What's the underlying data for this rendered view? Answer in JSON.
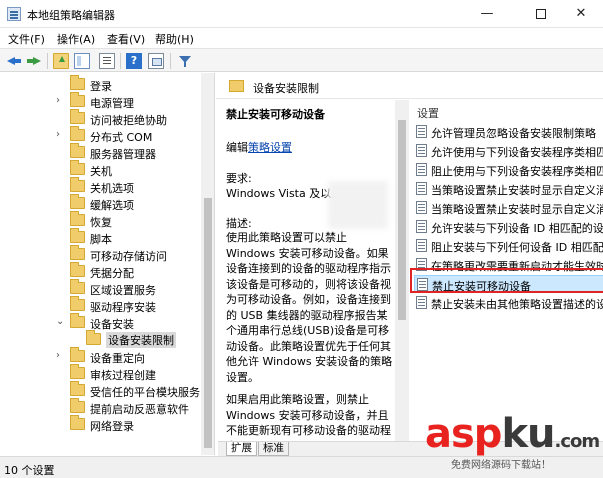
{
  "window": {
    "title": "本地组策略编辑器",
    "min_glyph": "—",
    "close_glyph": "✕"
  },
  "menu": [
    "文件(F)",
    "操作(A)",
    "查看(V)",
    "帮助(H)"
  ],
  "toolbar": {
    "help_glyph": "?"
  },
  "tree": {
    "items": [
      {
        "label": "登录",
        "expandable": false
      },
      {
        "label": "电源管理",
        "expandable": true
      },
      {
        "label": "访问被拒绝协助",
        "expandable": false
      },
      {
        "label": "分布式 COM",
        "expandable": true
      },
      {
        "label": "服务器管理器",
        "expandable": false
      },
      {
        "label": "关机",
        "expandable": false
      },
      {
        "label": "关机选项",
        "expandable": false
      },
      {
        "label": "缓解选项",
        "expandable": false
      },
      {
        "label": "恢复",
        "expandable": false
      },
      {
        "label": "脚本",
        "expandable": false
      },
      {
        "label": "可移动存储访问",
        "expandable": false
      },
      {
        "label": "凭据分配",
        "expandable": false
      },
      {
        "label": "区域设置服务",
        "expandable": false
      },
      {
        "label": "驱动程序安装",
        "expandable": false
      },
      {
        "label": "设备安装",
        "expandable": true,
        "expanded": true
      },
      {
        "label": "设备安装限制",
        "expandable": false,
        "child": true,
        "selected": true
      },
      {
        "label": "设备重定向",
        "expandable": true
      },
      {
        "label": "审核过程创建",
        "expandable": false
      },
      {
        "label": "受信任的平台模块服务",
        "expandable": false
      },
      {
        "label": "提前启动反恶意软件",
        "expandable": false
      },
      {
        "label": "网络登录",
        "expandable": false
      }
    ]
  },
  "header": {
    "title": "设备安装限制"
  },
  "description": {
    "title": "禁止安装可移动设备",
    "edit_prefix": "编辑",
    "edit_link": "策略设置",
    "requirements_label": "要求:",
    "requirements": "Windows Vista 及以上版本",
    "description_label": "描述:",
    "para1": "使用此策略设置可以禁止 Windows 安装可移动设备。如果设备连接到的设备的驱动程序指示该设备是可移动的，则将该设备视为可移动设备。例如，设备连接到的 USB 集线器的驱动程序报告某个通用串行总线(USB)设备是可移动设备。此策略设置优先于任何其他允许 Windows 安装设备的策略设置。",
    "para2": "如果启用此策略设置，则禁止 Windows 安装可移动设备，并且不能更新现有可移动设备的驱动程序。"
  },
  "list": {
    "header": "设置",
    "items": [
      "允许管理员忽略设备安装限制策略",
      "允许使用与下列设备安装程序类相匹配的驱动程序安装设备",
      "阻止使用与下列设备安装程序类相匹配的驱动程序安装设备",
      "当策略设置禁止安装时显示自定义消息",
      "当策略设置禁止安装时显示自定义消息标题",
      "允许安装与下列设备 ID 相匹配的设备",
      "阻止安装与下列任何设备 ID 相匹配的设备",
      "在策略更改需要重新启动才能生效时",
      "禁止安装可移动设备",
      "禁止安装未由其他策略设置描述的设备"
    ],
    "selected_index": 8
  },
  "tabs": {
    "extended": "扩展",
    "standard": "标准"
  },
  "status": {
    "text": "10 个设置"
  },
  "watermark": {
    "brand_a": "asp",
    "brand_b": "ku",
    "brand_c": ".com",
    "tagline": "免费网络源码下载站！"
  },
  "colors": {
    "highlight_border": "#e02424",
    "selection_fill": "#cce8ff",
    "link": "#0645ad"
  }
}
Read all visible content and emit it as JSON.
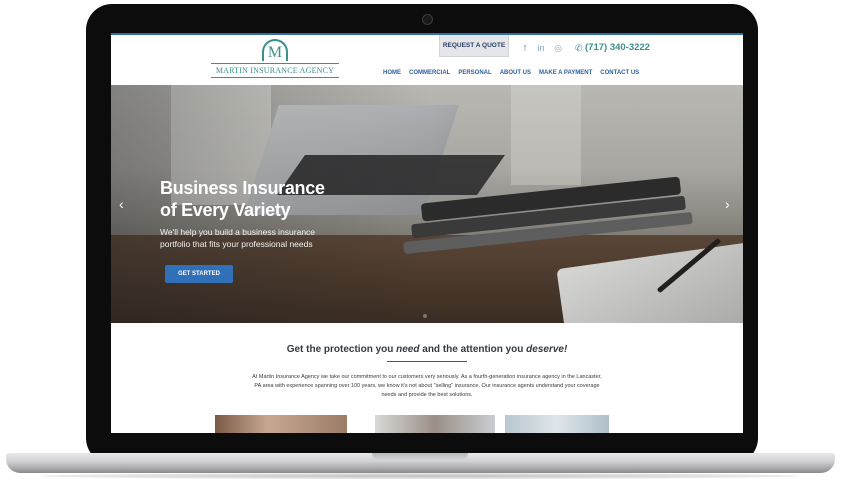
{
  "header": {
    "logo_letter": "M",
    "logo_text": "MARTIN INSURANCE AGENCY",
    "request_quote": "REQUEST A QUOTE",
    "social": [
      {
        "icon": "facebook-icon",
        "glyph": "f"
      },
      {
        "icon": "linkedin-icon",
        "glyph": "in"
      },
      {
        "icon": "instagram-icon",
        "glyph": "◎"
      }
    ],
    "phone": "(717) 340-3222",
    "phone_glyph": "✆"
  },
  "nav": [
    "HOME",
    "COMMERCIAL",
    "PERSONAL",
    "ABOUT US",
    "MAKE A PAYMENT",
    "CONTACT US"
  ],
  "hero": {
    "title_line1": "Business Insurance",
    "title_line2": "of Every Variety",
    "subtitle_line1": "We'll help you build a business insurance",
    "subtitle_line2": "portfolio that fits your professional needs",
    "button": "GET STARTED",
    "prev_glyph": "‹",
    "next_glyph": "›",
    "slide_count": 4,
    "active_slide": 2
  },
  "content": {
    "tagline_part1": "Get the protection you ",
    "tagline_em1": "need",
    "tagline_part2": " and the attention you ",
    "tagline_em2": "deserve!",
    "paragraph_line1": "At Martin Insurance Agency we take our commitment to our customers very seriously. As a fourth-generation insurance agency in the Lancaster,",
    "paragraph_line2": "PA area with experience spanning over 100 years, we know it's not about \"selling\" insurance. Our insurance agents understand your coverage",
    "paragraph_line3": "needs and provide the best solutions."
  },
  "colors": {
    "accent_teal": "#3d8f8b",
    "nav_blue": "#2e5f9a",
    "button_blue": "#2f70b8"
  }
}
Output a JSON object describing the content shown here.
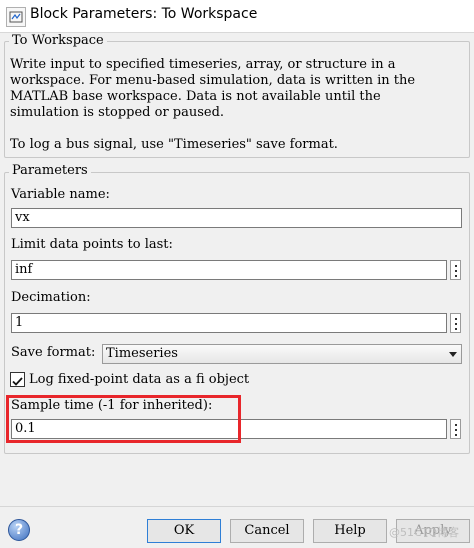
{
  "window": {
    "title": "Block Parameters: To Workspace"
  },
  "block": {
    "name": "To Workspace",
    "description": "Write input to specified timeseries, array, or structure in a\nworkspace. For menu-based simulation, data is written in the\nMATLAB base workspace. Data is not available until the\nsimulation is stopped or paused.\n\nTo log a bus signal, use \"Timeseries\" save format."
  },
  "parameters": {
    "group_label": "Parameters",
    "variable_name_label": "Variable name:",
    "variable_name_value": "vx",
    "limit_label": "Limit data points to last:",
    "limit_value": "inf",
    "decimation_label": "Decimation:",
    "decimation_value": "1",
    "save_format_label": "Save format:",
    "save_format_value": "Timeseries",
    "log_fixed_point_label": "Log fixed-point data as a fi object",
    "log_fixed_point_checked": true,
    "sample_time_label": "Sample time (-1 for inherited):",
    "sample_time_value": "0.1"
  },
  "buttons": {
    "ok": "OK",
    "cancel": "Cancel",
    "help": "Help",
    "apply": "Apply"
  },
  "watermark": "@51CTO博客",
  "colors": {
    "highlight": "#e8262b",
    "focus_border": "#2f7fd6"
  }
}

==

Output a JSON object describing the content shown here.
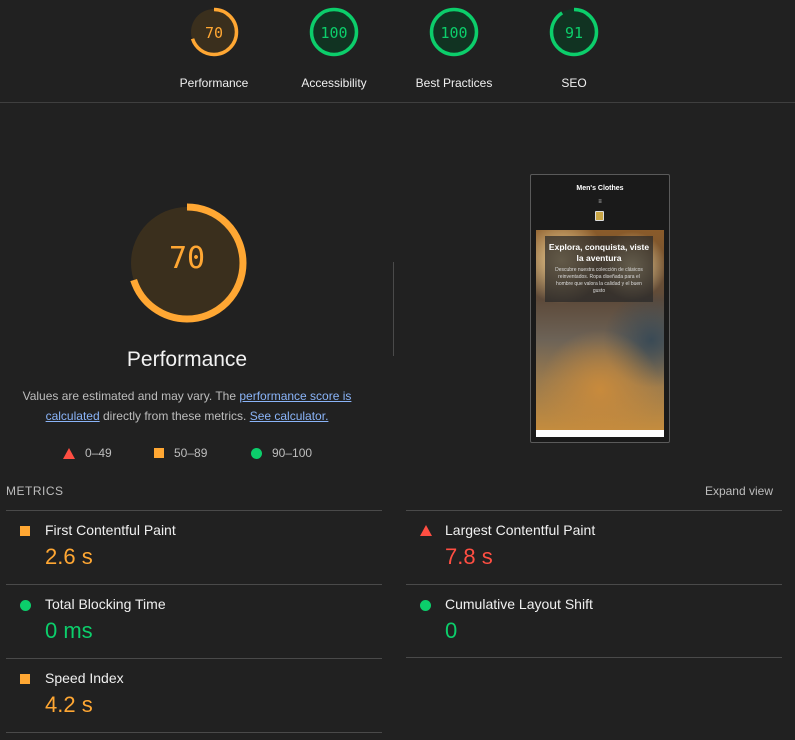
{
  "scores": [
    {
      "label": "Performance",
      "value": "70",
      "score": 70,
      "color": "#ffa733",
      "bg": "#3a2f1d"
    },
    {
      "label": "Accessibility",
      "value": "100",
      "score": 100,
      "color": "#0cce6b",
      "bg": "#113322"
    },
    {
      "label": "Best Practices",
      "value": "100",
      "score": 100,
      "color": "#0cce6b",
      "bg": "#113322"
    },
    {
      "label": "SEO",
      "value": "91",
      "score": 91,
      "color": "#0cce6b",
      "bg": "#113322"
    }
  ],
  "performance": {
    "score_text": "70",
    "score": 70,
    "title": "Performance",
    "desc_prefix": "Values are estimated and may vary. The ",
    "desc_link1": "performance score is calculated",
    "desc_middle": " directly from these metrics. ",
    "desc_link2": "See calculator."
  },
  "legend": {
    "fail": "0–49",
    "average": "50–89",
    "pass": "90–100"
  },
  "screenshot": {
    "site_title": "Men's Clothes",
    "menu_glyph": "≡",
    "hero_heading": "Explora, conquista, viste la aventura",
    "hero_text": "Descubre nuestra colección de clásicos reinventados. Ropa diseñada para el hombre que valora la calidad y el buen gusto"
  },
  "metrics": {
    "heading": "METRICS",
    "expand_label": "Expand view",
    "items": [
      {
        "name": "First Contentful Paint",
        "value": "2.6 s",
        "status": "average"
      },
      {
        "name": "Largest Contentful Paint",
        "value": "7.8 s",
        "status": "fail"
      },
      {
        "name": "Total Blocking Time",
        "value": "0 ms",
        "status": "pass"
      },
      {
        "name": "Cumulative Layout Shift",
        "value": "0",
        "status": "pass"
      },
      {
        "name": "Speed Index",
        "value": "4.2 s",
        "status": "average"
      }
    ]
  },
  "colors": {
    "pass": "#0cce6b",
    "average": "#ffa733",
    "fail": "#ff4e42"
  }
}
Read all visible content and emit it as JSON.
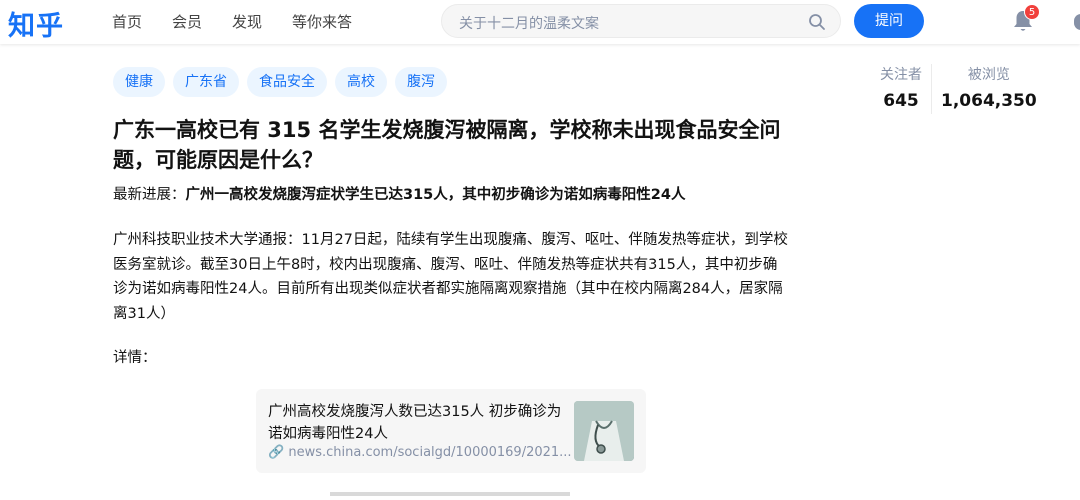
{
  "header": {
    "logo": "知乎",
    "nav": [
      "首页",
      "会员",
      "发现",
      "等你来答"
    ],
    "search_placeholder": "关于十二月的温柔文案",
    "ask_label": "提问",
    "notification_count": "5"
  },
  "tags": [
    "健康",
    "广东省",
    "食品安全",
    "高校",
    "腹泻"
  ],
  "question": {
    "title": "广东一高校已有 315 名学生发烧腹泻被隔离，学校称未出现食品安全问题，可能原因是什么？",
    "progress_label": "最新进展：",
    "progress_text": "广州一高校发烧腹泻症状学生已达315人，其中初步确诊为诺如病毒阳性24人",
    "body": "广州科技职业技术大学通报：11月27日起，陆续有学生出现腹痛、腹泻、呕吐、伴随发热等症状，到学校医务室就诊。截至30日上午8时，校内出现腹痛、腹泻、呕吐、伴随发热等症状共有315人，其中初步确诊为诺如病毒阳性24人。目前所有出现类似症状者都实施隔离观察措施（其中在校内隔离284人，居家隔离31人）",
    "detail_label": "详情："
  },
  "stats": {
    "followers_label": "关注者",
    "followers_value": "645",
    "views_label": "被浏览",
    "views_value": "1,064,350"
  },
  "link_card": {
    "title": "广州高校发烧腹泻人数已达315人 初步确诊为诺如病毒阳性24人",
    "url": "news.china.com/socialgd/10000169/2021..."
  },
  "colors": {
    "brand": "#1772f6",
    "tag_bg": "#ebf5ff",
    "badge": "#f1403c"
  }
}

■ **Exercise brief**: Pick out every line above that contains the word "Contentful" and copy it.

■ **Task answer**:
        "name": "First Contentful Paint",
        "name": "Largest Contentful Paint",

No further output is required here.